Written instruction:
For each line of the data below that holds "DRIVE", copy the line.

━━━━━━━━

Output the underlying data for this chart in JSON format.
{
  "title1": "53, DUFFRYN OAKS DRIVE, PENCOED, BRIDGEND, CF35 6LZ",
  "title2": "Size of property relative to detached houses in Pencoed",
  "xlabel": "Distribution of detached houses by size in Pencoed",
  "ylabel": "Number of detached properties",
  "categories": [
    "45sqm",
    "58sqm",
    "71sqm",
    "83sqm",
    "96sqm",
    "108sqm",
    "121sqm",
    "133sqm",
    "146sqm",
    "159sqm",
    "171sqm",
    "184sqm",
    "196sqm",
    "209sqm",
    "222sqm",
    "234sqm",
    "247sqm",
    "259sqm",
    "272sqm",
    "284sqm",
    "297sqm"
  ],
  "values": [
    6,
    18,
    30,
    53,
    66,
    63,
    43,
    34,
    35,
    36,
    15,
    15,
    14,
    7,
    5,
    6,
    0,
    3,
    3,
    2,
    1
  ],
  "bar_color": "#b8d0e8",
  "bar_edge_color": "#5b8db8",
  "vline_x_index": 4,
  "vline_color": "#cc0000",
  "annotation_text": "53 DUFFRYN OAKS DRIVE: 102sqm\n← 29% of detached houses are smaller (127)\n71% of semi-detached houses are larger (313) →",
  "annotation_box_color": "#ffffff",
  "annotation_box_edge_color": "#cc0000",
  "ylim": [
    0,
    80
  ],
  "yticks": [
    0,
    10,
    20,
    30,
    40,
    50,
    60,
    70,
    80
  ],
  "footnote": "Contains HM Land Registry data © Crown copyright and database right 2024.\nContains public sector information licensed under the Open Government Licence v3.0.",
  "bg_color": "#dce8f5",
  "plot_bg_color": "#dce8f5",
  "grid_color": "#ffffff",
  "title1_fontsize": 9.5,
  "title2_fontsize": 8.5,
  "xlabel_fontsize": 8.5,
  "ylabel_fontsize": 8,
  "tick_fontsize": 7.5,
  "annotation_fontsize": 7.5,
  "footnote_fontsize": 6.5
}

━━━━━━━━

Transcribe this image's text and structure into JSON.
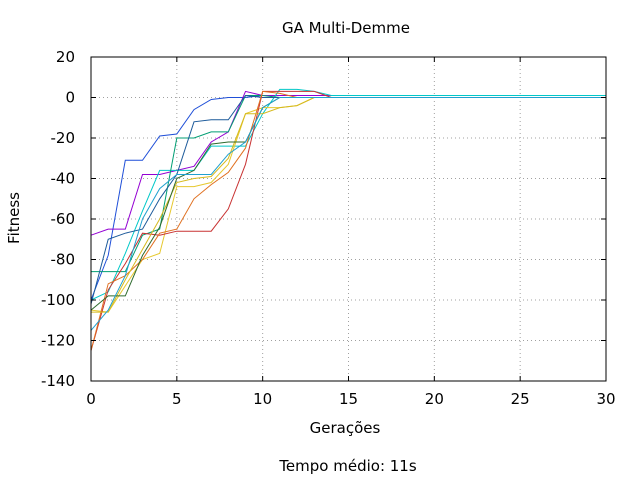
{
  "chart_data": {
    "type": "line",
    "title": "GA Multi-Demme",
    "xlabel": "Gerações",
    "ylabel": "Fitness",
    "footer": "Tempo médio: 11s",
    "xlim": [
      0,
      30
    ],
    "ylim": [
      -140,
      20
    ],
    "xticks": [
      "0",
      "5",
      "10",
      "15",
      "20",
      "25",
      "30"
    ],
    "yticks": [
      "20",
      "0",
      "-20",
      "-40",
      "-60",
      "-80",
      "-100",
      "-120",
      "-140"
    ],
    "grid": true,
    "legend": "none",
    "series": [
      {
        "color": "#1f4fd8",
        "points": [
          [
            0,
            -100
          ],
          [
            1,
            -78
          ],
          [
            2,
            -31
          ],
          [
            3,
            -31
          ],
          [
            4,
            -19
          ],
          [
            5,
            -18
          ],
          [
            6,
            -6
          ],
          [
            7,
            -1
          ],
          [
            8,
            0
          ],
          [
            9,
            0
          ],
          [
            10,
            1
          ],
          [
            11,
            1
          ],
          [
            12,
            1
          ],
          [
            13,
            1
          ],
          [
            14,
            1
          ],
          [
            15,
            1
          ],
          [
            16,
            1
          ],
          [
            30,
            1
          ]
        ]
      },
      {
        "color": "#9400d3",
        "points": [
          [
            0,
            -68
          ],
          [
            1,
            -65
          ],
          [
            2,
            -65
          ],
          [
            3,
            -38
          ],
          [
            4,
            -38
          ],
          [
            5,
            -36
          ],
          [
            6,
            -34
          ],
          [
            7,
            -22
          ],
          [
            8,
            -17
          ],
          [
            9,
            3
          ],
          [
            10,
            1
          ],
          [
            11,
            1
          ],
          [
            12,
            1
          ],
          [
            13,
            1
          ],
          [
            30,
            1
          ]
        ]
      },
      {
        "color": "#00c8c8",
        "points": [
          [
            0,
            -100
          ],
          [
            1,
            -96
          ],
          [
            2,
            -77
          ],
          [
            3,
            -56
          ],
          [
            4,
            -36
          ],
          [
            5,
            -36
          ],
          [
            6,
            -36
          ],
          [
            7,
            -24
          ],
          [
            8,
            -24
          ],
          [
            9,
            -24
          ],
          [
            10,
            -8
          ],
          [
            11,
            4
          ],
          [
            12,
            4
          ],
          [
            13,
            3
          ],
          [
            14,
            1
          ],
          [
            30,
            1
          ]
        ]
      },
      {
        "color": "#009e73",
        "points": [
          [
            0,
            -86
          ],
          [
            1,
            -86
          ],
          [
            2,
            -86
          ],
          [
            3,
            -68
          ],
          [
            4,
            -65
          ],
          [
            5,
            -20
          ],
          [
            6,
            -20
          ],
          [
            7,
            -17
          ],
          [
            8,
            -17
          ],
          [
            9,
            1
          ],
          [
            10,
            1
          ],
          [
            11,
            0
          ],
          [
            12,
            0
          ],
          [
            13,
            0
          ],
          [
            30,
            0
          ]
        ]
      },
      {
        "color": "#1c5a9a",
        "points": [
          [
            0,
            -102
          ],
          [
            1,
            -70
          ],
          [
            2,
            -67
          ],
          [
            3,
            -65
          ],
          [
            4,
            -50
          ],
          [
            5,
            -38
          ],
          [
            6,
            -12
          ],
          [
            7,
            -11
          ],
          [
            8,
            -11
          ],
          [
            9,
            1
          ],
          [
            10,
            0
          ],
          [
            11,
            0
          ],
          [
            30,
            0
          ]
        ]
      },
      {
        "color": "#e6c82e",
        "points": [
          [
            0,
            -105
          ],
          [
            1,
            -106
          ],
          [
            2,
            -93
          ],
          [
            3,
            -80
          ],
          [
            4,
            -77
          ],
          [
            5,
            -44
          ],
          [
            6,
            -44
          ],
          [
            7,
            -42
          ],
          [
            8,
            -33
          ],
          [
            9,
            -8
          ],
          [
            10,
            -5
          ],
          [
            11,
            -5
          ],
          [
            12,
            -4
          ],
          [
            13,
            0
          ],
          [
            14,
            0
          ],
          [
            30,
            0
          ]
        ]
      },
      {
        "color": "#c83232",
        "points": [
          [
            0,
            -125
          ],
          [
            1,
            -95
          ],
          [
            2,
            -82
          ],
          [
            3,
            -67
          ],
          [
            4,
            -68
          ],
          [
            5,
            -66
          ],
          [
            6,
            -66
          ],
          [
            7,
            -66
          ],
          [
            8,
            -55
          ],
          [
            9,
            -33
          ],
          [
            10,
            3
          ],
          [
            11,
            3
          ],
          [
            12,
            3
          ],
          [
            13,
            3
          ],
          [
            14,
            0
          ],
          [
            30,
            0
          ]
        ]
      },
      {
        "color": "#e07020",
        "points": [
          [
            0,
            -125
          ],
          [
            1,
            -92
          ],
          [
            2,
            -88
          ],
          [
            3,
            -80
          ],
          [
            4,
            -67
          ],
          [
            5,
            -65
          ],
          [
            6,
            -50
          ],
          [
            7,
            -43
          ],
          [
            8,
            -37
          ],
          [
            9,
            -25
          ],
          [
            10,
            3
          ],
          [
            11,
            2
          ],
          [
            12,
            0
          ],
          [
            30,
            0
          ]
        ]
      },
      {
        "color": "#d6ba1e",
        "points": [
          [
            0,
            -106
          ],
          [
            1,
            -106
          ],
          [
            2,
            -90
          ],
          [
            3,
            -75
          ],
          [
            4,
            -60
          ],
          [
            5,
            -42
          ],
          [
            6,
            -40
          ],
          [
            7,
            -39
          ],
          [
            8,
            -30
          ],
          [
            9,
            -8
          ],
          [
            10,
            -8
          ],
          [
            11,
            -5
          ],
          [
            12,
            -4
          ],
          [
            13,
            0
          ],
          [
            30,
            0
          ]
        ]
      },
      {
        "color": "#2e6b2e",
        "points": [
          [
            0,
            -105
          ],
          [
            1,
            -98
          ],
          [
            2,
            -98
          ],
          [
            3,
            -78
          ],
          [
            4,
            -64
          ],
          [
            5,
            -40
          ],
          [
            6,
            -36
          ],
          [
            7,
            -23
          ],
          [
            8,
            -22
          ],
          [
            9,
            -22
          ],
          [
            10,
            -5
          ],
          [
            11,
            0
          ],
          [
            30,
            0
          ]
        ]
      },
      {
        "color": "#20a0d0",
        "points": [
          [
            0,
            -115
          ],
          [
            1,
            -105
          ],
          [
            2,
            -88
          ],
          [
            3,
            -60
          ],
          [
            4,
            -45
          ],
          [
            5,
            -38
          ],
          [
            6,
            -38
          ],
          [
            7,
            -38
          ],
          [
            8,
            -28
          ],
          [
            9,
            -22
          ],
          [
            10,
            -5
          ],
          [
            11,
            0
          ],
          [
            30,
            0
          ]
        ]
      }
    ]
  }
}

━━━━━━━━

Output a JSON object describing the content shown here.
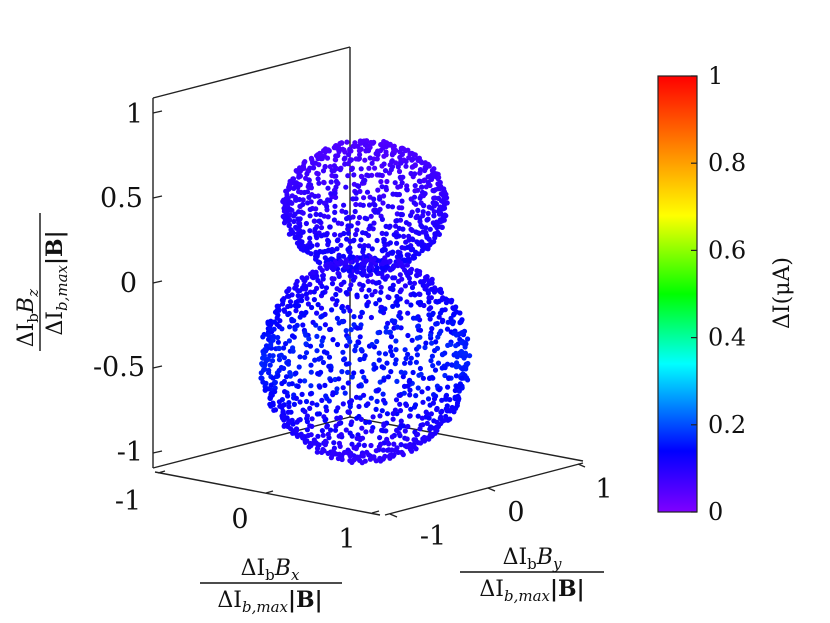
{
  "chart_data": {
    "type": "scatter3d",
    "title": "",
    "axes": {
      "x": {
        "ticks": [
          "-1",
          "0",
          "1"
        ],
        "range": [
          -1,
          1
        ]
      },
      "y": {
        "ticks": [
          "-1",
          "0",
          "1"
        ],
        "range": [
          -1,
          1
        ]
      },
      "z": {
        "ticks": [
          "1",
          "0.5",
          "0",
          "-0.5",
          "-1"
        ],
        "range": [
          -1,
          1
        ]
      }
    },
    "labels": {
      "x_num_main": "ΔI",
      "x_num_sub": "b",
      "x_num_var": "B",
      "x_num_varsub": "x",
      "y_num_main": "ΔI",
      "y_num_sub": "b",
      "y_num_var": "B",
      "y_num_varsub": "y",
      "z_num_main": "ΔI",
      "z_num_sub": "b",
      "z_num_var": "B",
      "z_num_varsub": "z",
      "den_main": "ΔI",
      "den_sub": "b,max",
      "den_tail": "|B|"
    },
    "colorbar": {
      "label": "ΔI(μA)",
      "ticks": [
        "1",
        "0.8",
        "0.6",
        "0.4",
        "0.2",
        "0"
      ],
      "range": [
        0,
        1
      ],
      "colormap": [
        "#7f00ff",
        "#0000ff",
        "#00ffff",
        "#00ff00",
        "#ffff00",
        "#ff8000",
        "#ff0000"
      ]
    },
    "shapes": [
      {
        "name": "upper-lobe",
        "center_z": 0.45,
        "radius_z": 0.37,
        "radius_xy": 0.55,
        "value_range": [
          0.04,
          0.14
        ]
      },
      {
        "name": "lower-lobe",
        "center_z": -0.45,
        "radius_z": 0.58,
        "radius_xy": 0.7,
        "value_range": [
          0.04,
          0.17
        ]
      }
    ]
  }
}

━━━━━━━━

Written answer:
  "title1": "53, DUFFRYN OAKS DRIVE, PENCOED, BRIDGEND, CF35 6LZ",
  "annotation_text": "53 DUFFRYN OAKS DRIVE: 102sqm\n← 29% of detached houses are smaller (127)\n71% of semi-detached houses are larger (313) →",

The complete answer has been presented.